>> start Source data
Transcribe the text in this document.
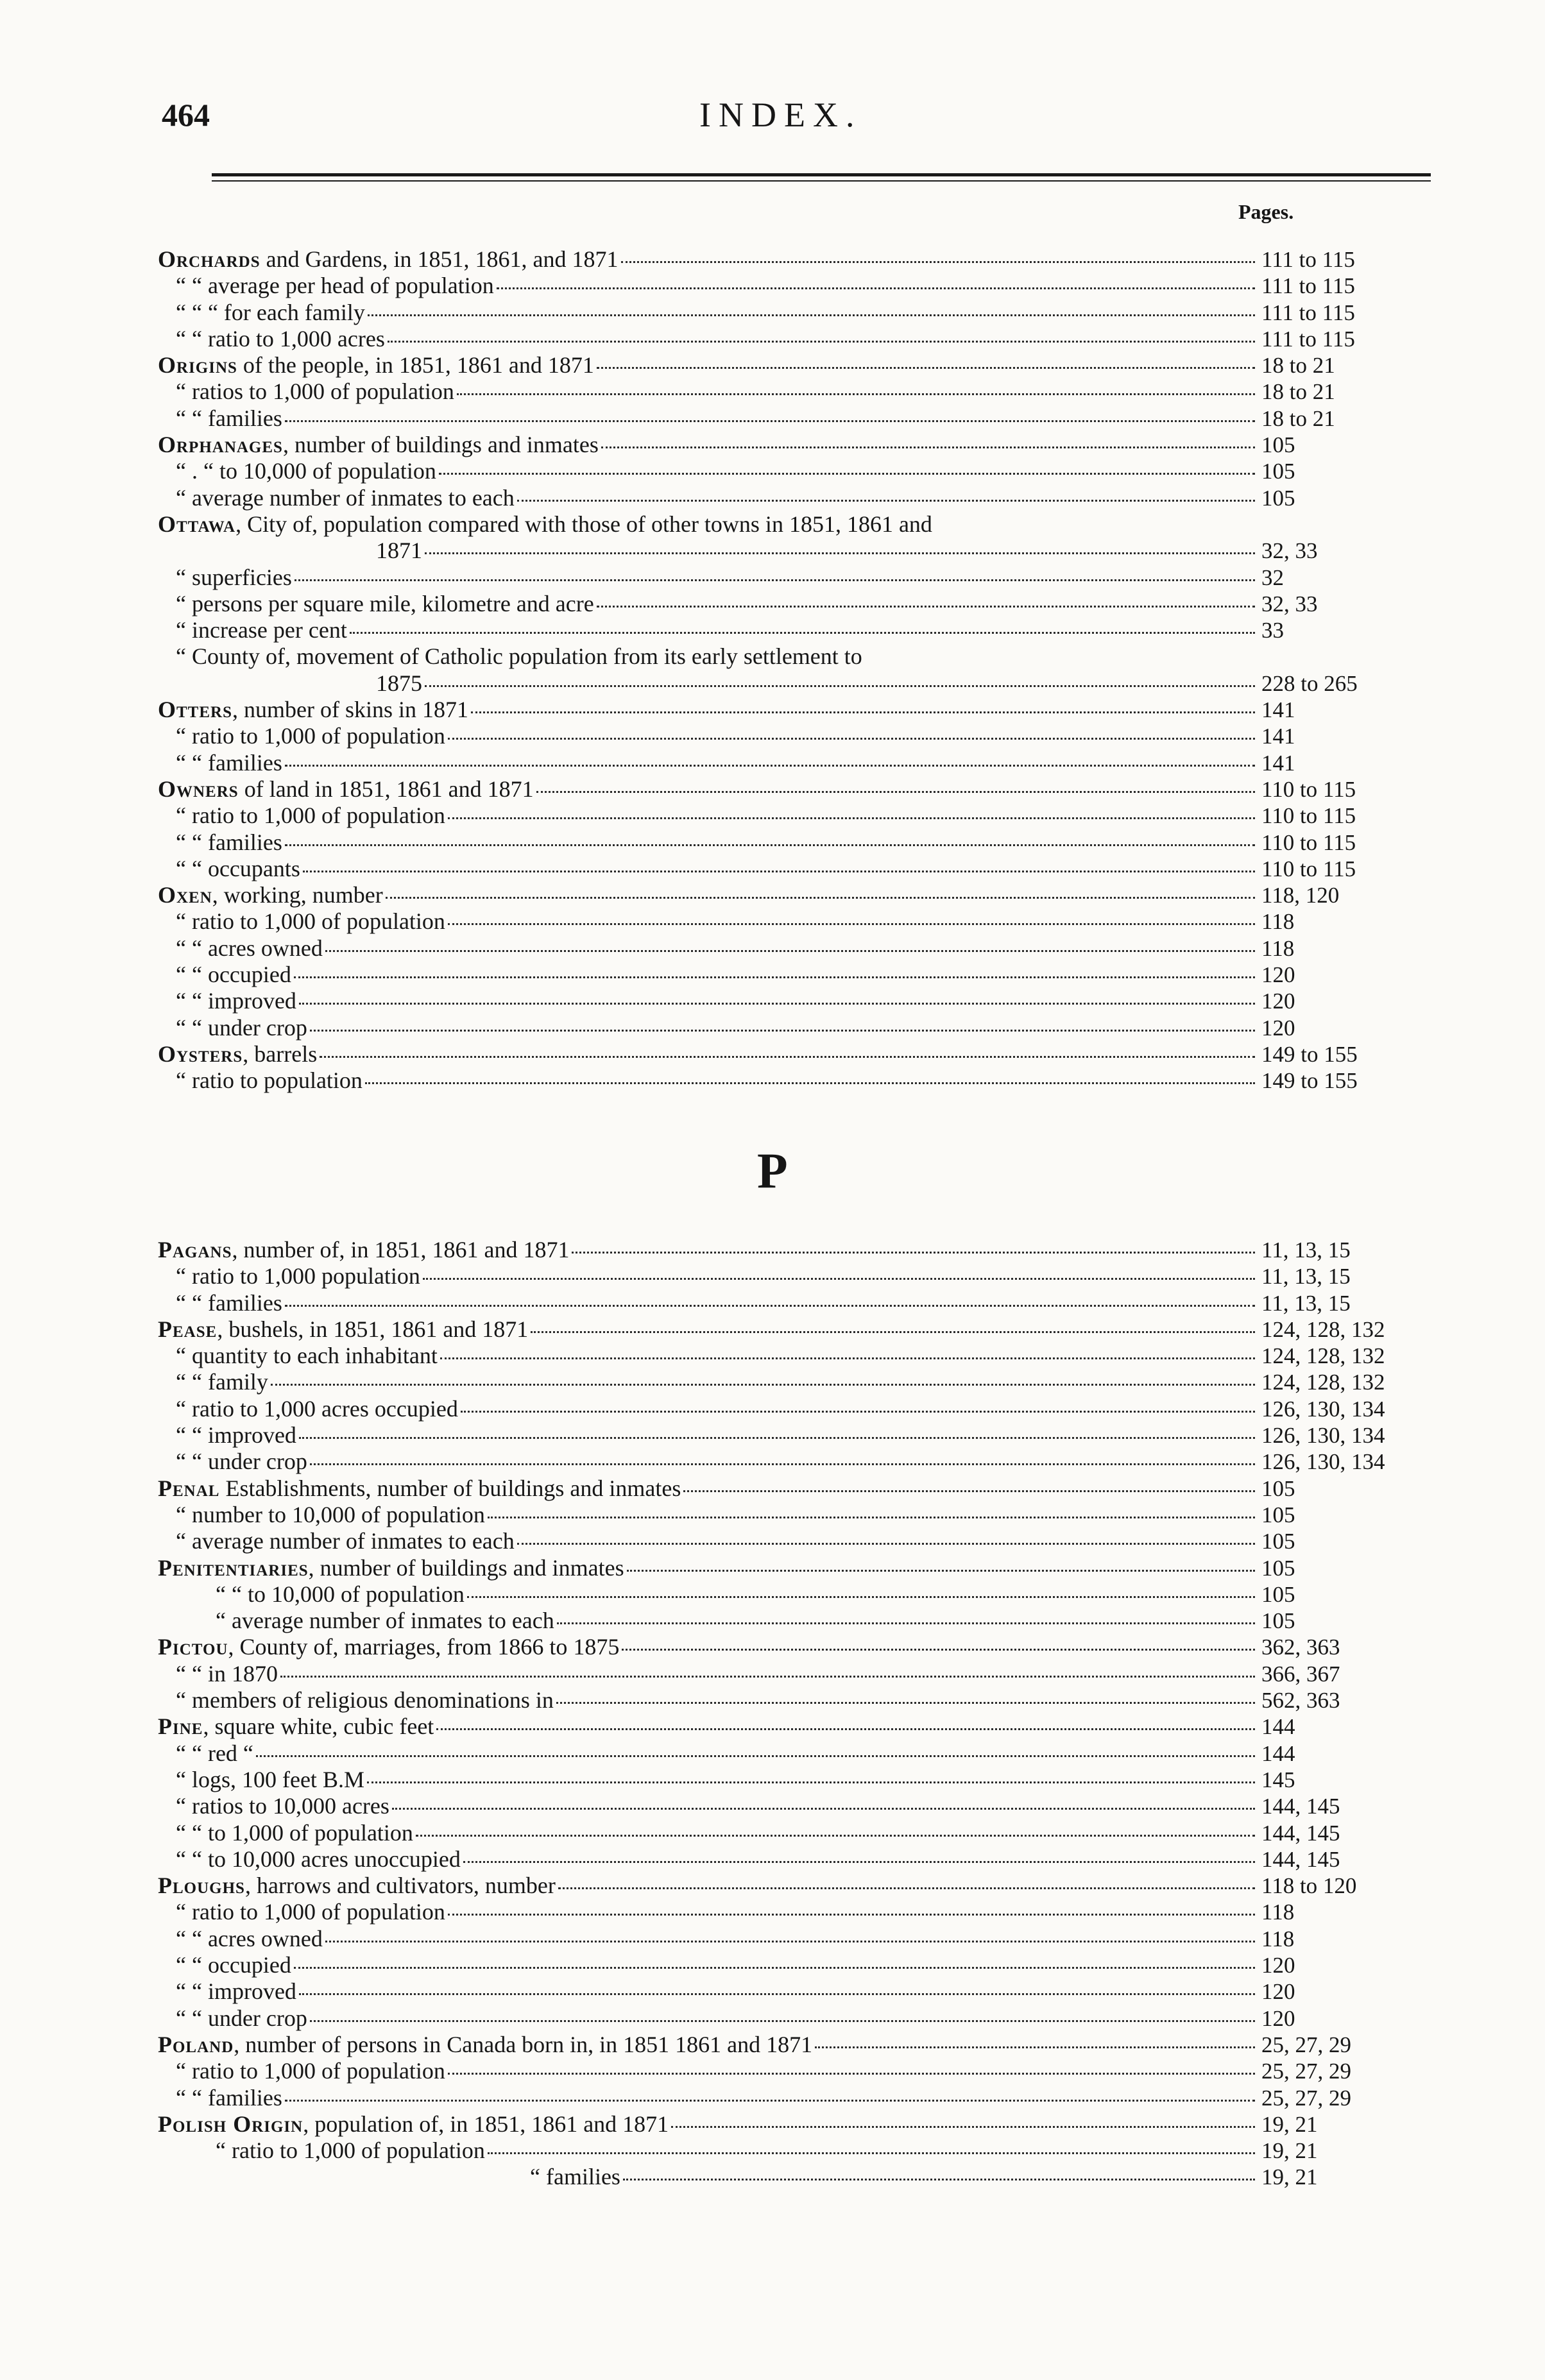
464	INDEX.
Pages.
Orchards and Gardens, in 1851, 1861, and 1871	111 to 115
“ “ average per head of population	111 to 115
“ “ “ for each family	111 to 115
“ “ ratio to 1,000 acres	111 to 115
Origins of the people, in 1851, 1861 and 1871	18 to 21
“ ratios to 1,000 of population	18 to 21
“ “ families	18 to 21
Orphanages, number of buildings and inmates	105
“ . “ to 10,000 of population	105
“ average number of inmates to each	105
Ottawa, City of, population compared with those of other towns in 1851, 1861 and
1871	32, 33
“ superficies	32
“ persons per square mile, kilometre and acre	32, 33
“ increase per cent	33
“ County of, movement of Catholic population from its early settlement to
1875	228 to 265
Otters, number of skins in 1871	141
“ ratio to 1,000 of population	141
“ “ families	141
Owners of land in 1851, 1861 and 1871	110 to 115
“ ratio to 1,000 of population	110 to 115
“ “ families	110 to 115
“ “ occupants	110 to 115
Oxen, working, number	118, 120
“ ratio to 1,000 of population	118
“ “ acres owned	118
“ “ occupied	120
“ “ improved	120
“ “ under crop	120
Oysters, barrels	149 to 155
“ ratio to population	149 to 155
P
Pagans, number of, in 1851, 1861 and 1871	11, 13, 15
“ ratio to 1,000 population	11, 13, 15
“ “ families	11, 13, 15
Pease, bushels, in 1851, 1861 and 1871	124, 128, 132
“ quantity to each inhabitant	124, 128, 132
“ “ family	124, 128, 132
“ ratio to 1,000 acres occupied	126, 130, 134
“ “ improved	126, 130, 134
“ “ under crop	126, 130, 134
Penal Establishments, number of buildings and inmates	105
“ number to 10,000 of population	105
“ average number of inmates to each	105
Penitentiaries, number of buildings and inmates	105
“ “ to 10,000 of population	105
“ average number of inmates to each	105
Pictou, County of, marriages, from 1866 to 1875	362, 363
“ “ in 1870	366, 367
“ members of religious denominations in	562, 363
Pine, square white, cubic feet	144
“ “ red “	144
“ logs, 100 feet B.M	145
“ ratios to 10,000 acres	144, 145
“ “ to 1,000 of population	144, 145
“ “ to 10,000 acres unoccupied	144, 145
Ploughs, harrows and cultivators, number	118 to 120
“ ratio to 1,000 of population	118
“ “ acres owned	118
“ “ occupied	120
“ “ improved	120
“ “ under crop	120
Poland, number of persons in Canada born in, in 1851 1861 and 1871	25, 27, 29
“ ratio to 1,000 of population	25, 27, 29
“ “ families	25, 27, 29
Polish Origin, population of, in 1851, 1861 and 1871	19, 21
“ ratio to 1,000 of population	19, 21
“ families	19, 21
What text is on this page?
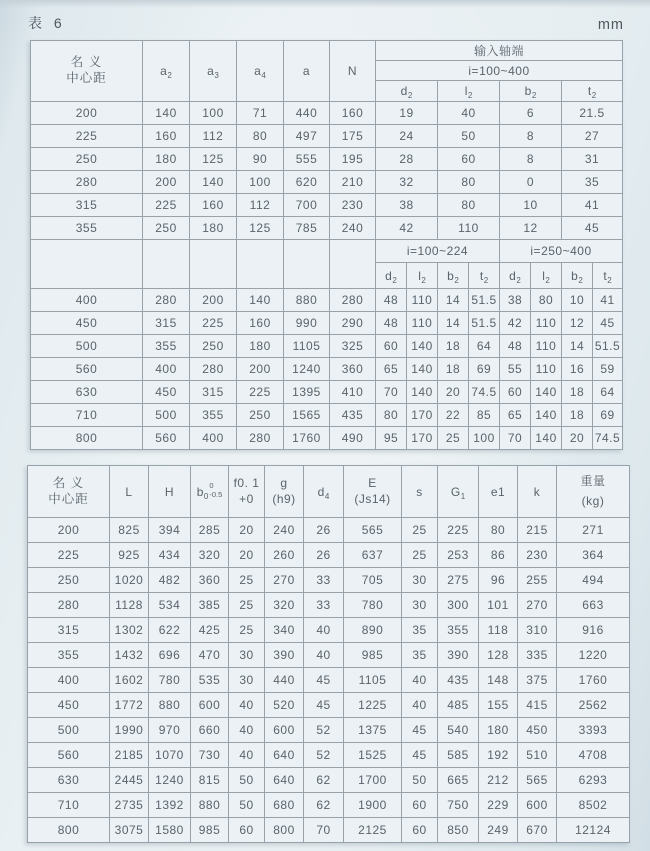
表 6	mm
名 义
中心距	$a_2$	$a_3$	$a_4$	a	N	输入轴端							
						i=100~400							
						$d_2$		$l_2$		$b_2$		$t_2$
200	140	100	71	440	160	19		40		6		21.5	
225	160	112	80	497	175	24		50		8		27	
250	180	125	90	555	195	28		60		8		31	
280	200	140	100	620	210	32		80		0		35	
315	225	160	112	700	230	38		80		10		41	
355	250	180	125	785	240	42		110		12		45	
						i=100~224				i=250~400			
						$d_2$	$l_2$	$b_2$	$t_2$	$d_2$	$l_2$	$b_2$	$t_2$
400	280	200	140	880	280	48	110	14	51.5	38	80	10	41
450	315	225	160	990	290	48	110	14	51.5	42	110	12	45
500	355	250	180	1105	325	60	140	18	64	48	110	14	51.5
560	400	280	200	1240	360	65	140	18	69	55	110	16	59
630	450	315	225	1395	410	70	140	20	74.5	60	140	18	64
710	500	355	250	1565	435	80	170	22	85	65	140	18	69
800	560	400	280	1760	490	95	170	25	100	70	140	20	74.5
名 义
中心距	L	H	$b_0$
0
-0.5

f0. 1
+0

g
(h9)	$d_4$	
E
(Js14)	s	$G_1$	e1	k	
重量
(kg)

200	825	394	285	20	240	26	565	25	225	80	215	271
225	925	434	320	20	260	26	637	25	253	86	230	364
250	1020	482	360	25	270	33	705	30	275	96	255	494
280	1128	534	385	25	320	33	780	30	300	101	270	663
315	1302	622	425	25	340	40	890	35	355	118	310	916
355	1432	696	470	30	390	40	985	35	390	128	335	1220
400	1602	780	535	30	440	45	1105	40	435	148	375	1760
450	1772	880	600	40	520	45	1225	40	485	155	415	2562
500	1990	970	660	40	600	52	1375	45	540	180	450	3393
560	2185	1070	730	40	640	52	1525	45	585	192	510	4708
630	2445	1240	815	50	640	62	1700	50	665	212	565	6293
710	2735	1392	880	50	680	62	1900	60	750	229	600	8502
800	3075	1580	985	60	800	70	2125	60	850	249	670	12124
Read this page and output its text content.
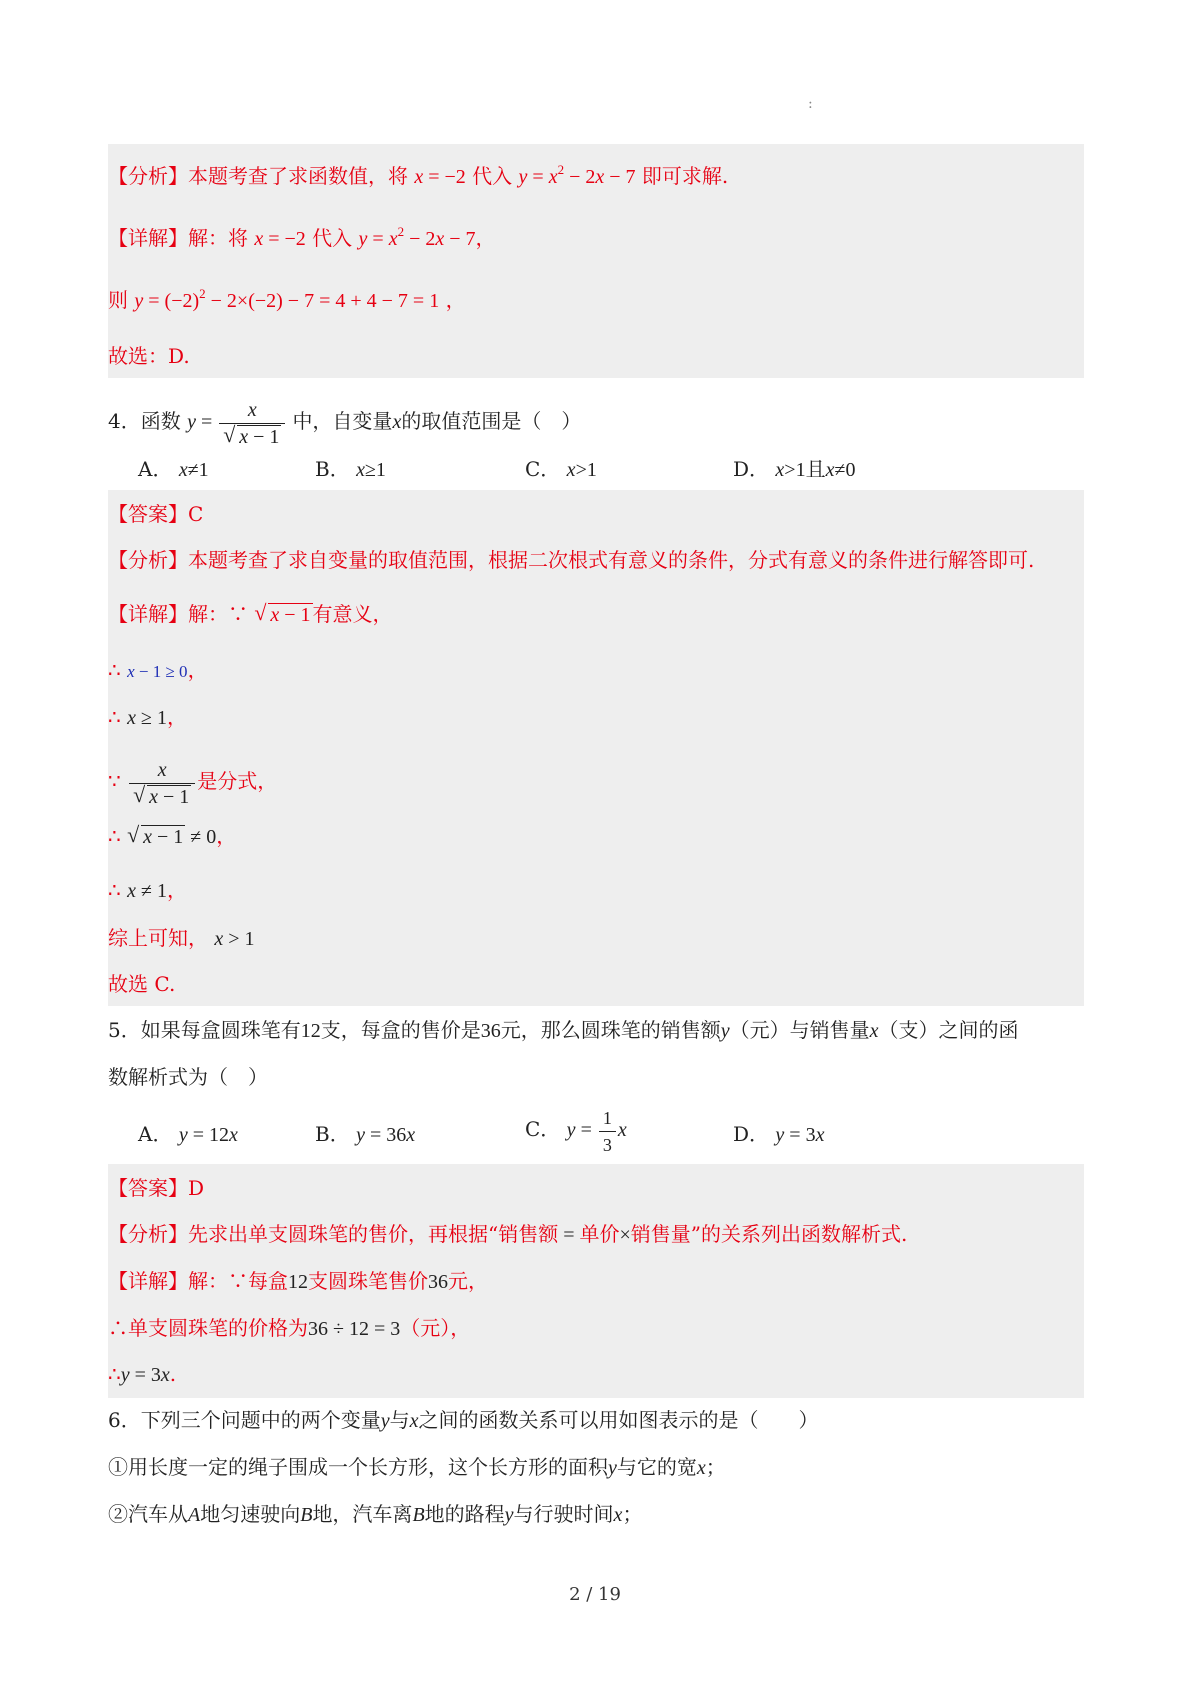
:
【分析】本题考查了求函数值，将 x = −2 代入 $y = x^2 - 2x - 7$ 即可求解.
【详解】解：将 x = −2 代入 $y = x^2 - 2x - 7$，
则 $y = (-2)^2 - 2\times(-2) - 7 = 4 + 4 - 7 = 1$ ，
故选：D.
4．函数 y = x
√ x − 1 中，自变量x的取值范围是（　）
A． x≠1	B． x≥1	C． x>1	D． x>1且x≠0
【答案】C
【分析】本题考查了求自变量的取值范围，根据二次根式有意义的条件，分式有意义的条件进行解答即可.
【详解】解：∵ √ x − 1 有意义，
∴ x − 1 ≥ 0，
∴ x ≥ 1，
∵ x
√ x − 1 是分式，
∴ √ x − 1 ≠ 0，
∴ x ≠ 1，
综上可知， x > 1
故选 C.
5．如果每盒圆珠笔有12支，每盒的售价是36元，那么圆珠笔的销售额y（元）与销售量x（支）之间的函
数解析式为（　）
A． y = 12x	B． y = 36x	C． $y = \frac{1}{3}$ x	D． y = 3x
【答案】D
【分析】先求出单支圆珠笔的售价，再根据“销售额 = 单价×销售量”的关系列出函数解析式.
【详解】解：∵每盒12支圆珠笔售价36元，
∴单支圆珠笔的价格为36 ÷ 12 = 3（元），
∴y = 3x.
6．下列三个问题中的两个变量y与x之间的函数关系可以用如图表示的是（　　）
①用长度一定的绳子围成一个长方形，这个长方形的面积y与它的宽x；
②汽车从A地匀速驶向B地，汽车离B地的路程y与行驶时间x；
2 / 19
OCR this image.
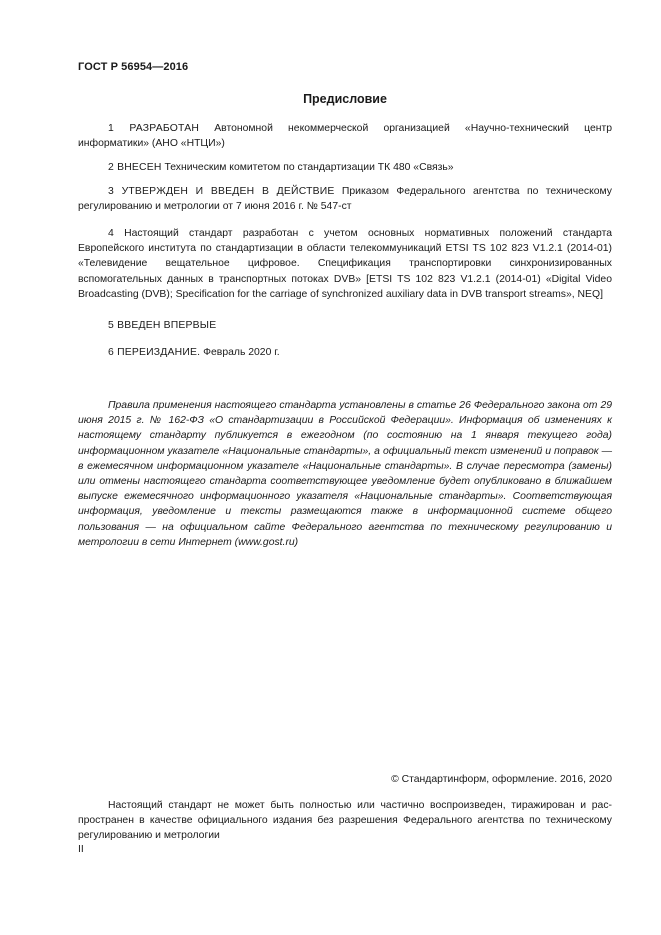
ГОСТ Р 56954—2016
Предисловие

1 РАЗРАБОТАН Автономной некоммерческой организацией «Научно-технический центр информатики» (АНО «НТЦИ»)

2 ВНЕСЕН Техническим комитетом по стандартизации ТК 480 «Связь»

3 УТВЕРЖДЕН И ВВЕДЕН В ДЕЙСТВИЕ Приказом Федерального агентства по техническому регулированию и метрологии от 7 июня 2016 г. № 547-ст

4 Настоящий стандарт разработан с учетом основных нормативных положений стандарта Европейского института по стандартизации в области телекоммуникаций ETSI TS 102 823 V1.2.1 (2014-01) «Телевидение вещательное цифровое. Спецификация транспортировки синхронизированных вспомогательных данных в транспортных потоках DVB» [ETSI TS 102 823 V1.2.1 (2014-01) «Digital Video Broadcasting (DVB); Specification for the carriage of synchronized auxiliary data in DVB transport streams», NEQ]

5 ВВЕДЕН ВПЕРВЫЕ

6 ПЕРЕИЗДАНИЕ. Февраль 2020 г.

Правила применения настоящего стандарта установлены в статье 26 Федерального закона от 29 июня 2015 г. № 162-ФЗ «О стандартизации в Российской Федерации». Информация об изменениях к настоящему стандарту публикуется в ежегодном (по состоянию на 1 января текущего года) информационном указателе «Национальные стандарты», а официальный текст изменений и поправок — в ежемесячном информационном указателе «Национальные стандарты». В случае пересмотра (замены) или отмены настоящего стандарта соответствующее уведомление будет опубликовано в ближайшем выпуске ежемесячного информационного указателя «Национальные стандарты». Соответствующая информация, уведомление и тексты размещаются также в информационной системе общего пользования — на официальном сайте Федерального агентства по техническому регулированию и метрологии в сети Интернет (www.gost.ru)

© Стандартинформ, оформление. 2016, 2020

Настоящий стандарт не может быть полностью или частично воспроизведен, тиражирован и распространен в качестве официального издания без разрешения Федерального агентства по техническому регулированию и метрологии

II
>> end Source data
Exactly how many lines of the listing above contain the string "family"? Give no more than the number.

2